Goal of the exercise: Copy every line of the records below word for word, leaving out the pictures.
[START]
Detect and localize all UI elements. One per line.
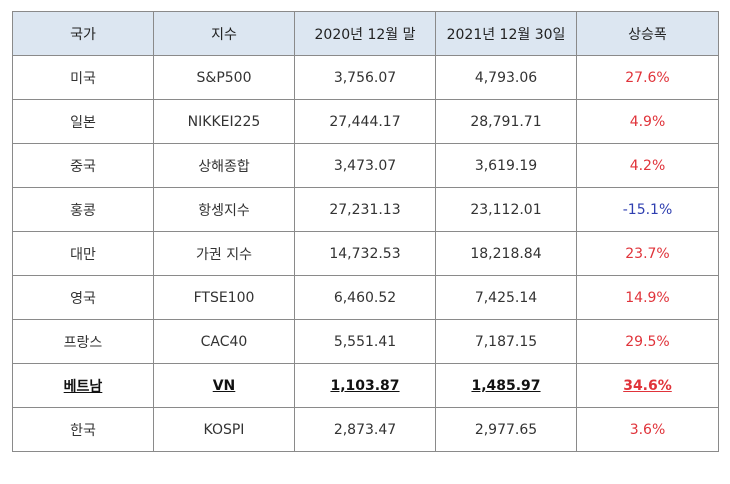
- value-2021-cell: 7,425.14: [435, 275, 577, 320]
- country-cell: 대만: [12, 231, 154, 276]
- index-comparison-table-wrapper: 국가 지수 2020년 12월 말 2021년 12월 30일 상승폭 미국 S&…: [12, 11, 719, 452]
- change-cell: 29.5%: [576, 319, 719, 364]
- table-row: 영국 FTSE100 6,460.52 7,425.14 14.9%: [12, 275, 719, 320]
- value-2021-cell: 18,218.84: [435, 231, 577, 276]
- index-cell: S&P500: [153, 55, 295, 100]
- index-cell: NIKKEI225: [153, 99, 295, 144]
- index-cell: FTSE100: [153, 275, 295, 320]
- country-cell: 일본: [12, 99, 154, 144]
- value-2021-cell: 4,793.06: [435, 55, 577, 100]
- value-2020-cell: 5,551.41: [294, 319, 436, 364]
- header-index: 지수: [153, 11, 295, 56]
- table-row: 한국 KOSPI 2,873.47 2,977.65 3.6%: [12, 407, 719, 452]
- change-cell: 14.9%: [576, 275, 719, 320]
- change-cell: 27.6%: [576, 55, 719, 100]
- value-2021-cell: 1,485.97: [435, 363, 577, 408]
- table-row: 홍콩 항셍지수 27,231.13 23,112.01 -15.1%: [12, 187, 719, 232]
- change-cell: 4.9%: [576, 99, 719, 144]
- country-cell: 중국: [12, 143, 154, 188]
- value-2020-cell: 3,756.07: [294, 55, 436, 100]
- value-2020-cell: 1,103.87: [294, 363, 436, 408]
- change-cell: 23.7%: [576, 231, 719, 276]
- value-2020-cell: 6,460.52: [294, 275, 436, 320]
- value-2021-cell: 23,112.01: [435, 187, 577, 232]
- change-cell: 34.6%: [576, 363, 719, 408]
- index-cell: 항셍지수: [153, 187, 295, 232]
- index-cell: KOSPI: [153, 407, 295, 452]
- country-cell: 한국: [12, 407, 154, 452]
- index-cell: 가권 지수: [153, 231, 295, 276]
- index-cell: VN: [153, 363, 295, 408]
- country-cell: 홍콩: [12, 187, 154, 232]
- index-comparison-table: 국가 지수 2020년 12월 말 2021년 12월 30일 상승폭 미국 S&…: [12, 11, 719, 452]
- value-2020-cell: 27,444.17: [294, 99, 436, 144]
- country-cell: 프랑스: [12, 319, 154, 364]
- value-2020-cell: 14,732.53: [294, 231, 436, 276]
- header-country: 국가: [12, 11, 154, 56]
- index-cell: 상해종합: [153, 143, 295, 188]
- table-row: 중국 상해종합 3,473.07 3,619.19 4.2%: [12, 143, 719, 188]
- table-body: 미국 S&P500 3,756.07 4,793.06 27.6% 일본 NIKKEI225…: [12, 55, 719, 452]
- value-2021-cell: 28,791.71: [435, 99, 577, 144]
- table-row: 대만 가권 지수 14,732.53 18,218.84 23.7%: [12, 231, 719, 276]
- change-cell: 4.2%: [576, 143, 719, 188]
- value-2021-cell: 2,977.65: [435, 407, 577, 452]
- table-header: 국가 지수 2020년 12월 말 2021년 12월 30일 상승폭: [12, 11, 719, 56]
- value-2020-cell: 2,873.47: [294, 407, 436, 452]
- table-row: 미국 S&P500 3,756.07 4,793.06 27.6%: [12, 55, 719, 100]
- header-end-2021: 2021년 12월 30일: [435, 11, 577, 56]
- index-cell: CAC40: [153, 319, 295, 364]
- header-change: 상승폭: [576, 11, 719, 56]
- table-row: 베트남 VN 1,103.87 1,485.97 34.6%: [12, 363, 719, 408]
- value-2021-cell: 7,187.15: [435, 319, 577, 364]
- change-cell: -15.1%: [576, 187, 719, 232]
- header-end-2020: 2020년 12월 말: [294, 11, 436, 56]
- change-cell: 3.6%: [576, 407, 719, 452]
- value-2020-cell: 3,473.07: [294, 143, 436, 188]
- header-row: 국가 지수 2020년 12월 말 2021년 12월 30일 상승폭: [12, 11, 719, 56]
- value-2021-cell: 3,619.19: [435, 143, 577, 188]
- table-row: 프랑스 CAC40 5,551.41 7,187.15 29.5%: [12, 319, 719, 364]
- country-cell: 베트남: [12, 363, 154, 408]
- country-cell: 영국: [12, 275, 154, 320]
- country-cell: 미국: [12, 55, 154, 100]
- value-2020-cell: 27,231.13: [294, 187, 436, 232]
- table-row: 일본 NIKKEI225 27,444.17 28,791.71 4.9%: [12, 99, 719, 144]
[END]
Full output:
Detect and localize all UI elements. One per line.
- value-2021-cell: 7,425.14: [435, 275, 577, 320]
- country-cell: 대만: [12, 231, 154, 276]
- index-comparison-table-wrapper: 국가 지수 2020년 12월 말 2021년 12월 30일 상승폭 미국 S&…: [12, 11, 719, 452]
- change-cell: 29.5%: [576, 319, 719, 364]
- table-row: 영국 FTSE100 6,460.52 7,425.14 14.9%: [12, 275, 719, 320]
- value-2021-cell: 18,218.84: [435, 231, 577, 276]
- index-cell: S&P500: [153, 55, 295, 100]
- index-cell: NIKKEI225: [153, 99, 295, 144]
- index-cell: FTSE100: [153, 275, 295, 320]
- country-cell: 일본: [12, 99, 154, 144]
- value-2021-cell: 4,793.06: [435, 55, 577, 100]
- value-2020-cell: 5,551.41: [294, 319, 436, 364]
- header-index: 지수: [153, 11, 295, 56]
- table-row: 한국 KOSPI 2,873.47 2,977.65 3.6%: [12, 407, 719, 452]
- change-cell: 14.9%: [576, 275, 719, 320]
- change-cell: 27.6%: [576, 55, 719, 100]
- value-2021-cell: 1,485.97: [435, 363, 577, 408]
- table-row: 홍콩 항셍지수 27,231.13 23,112.01 -15.1%: [12, 187, 719, 232]
- change-cell: 4.9%: [576, 99, 719, 144]
- country-cell: 중국: [12, 143, 154, 188]
- value-2020-cell: 3,756.07: [294, 55, 436, 100]
- value-2020-cell: 1,103.87: [294, 363, 436, 408]
- change-cell: 23.7%: [576, 231, 719, 276]
- value-2020-cell: 6,460.52: [294, 275, 436, 320]
- value-2021-cell: 23,112.01: [435, 187, 577, 232]
- change-cell: 34.6%: [576, 363, 719, 408]
- index-cell: 항셍지수: [153, 187, 295, 232]
- index-cell: KOSPI: [153, 407, 295, 452]
- country-cell: 한국: [12, 407, 154, 452]
- index-cell: 가권 지수: [153, 231, 295, 276]
- index-cell: VN: [153, 363, 295, 408]
- country-cell: 홍콩: [12, 187, 154, 232]
- index-comparison-table: 국가 지수 2020년 12월 말 2021년 12월 30일 상승폭 미국 S&…: [12, 11, 719, 452]
- value-2020-cell: 27,444.17: [294, 99, 436, 144]
- country-cell: 프랑스: [12, 319, 154, 364]
- value-2020-cell: 14,732.53: [294, 231, 436, 276]
- header-country: 국가: [12, 11, 154, 56]
- index-cell: 상해종합: [153, 143, 295, 188]
- table-row: 중국 상해종합 3,473.07 3,619.19 4.2%: [12, 143, 719, 188]
- table-body: 미국 S&P500 3,756.07 4,793.06 27.6% 일본 NIKKEI225…: [12, 55, 719, 452]
- value-2021-cell: 28,791.71: [435, 99, 577, 144]
- table-row: 대만 가권 지수 14,732.53 18,218.84 23.7%: [12, 231, 719, 276]
- change-cell: 4.2%: [576, 143, 719, 188]
- value-2021-cell: 2,977.65: [435, 407, 577, 452]
- table-header: 국가 지수 2020년 12월 말 2021년 12월 30일 상승폭: [12, 11, 719, 56]
- value-2020-cell: 2,873.47: [294, 407, 436, 452]
- table-row: 미국 S&P500 3,756.07 4,793.06 27.6%: [12, 55, 719, 100]
- header-end-2021: 2021년 12월 30일: [435, 11, 577, 56]
- index-cell: CAC40: [153, 319, 295, 364]
- header-change: 상승폭: [576, 11, 719, 56]
- table-row: 베트남 VN 1,103.87 1,485.97 34.6%: [12, 363, 719, 408]
- value-2021-cell: 7,187.15: [435, 319, 577, 364]
- change-cell: -15.1%: [576, 187, 719, 232]
- header-end-2020: 2020년 12월 말: [294, 11, 436, 56]
- change-cell: 3.6%: [576, 407, 719, 452]
- value-2020-cell: 3,473.07: [294, 143, 436, 188]
- header-row: 국가 지수 2020년 12월 말 2021년 12월 30일 상승폭: [12, 11, 719, 56]
- value-2021-cell: 3,619.19: [435, 143, 577, 188]
- table-row: 프랑스 CAC40 5,551.41 7,187.15 29.5%: [12, 319, 719, 364]
- country-cell: 베트남: [12, 363, 154, 408]
- country-cell: 영국: [12, 275, 154, 320]
- country-cell: 미국: [12, 55, 154, 100]
- value-2020-cell: 27,231.13: [294, 187, 436, 232]
- table-row: 일본 NIKKEI225 27,444.17 28,791.71 4.9%: [12, 99, 719, 144]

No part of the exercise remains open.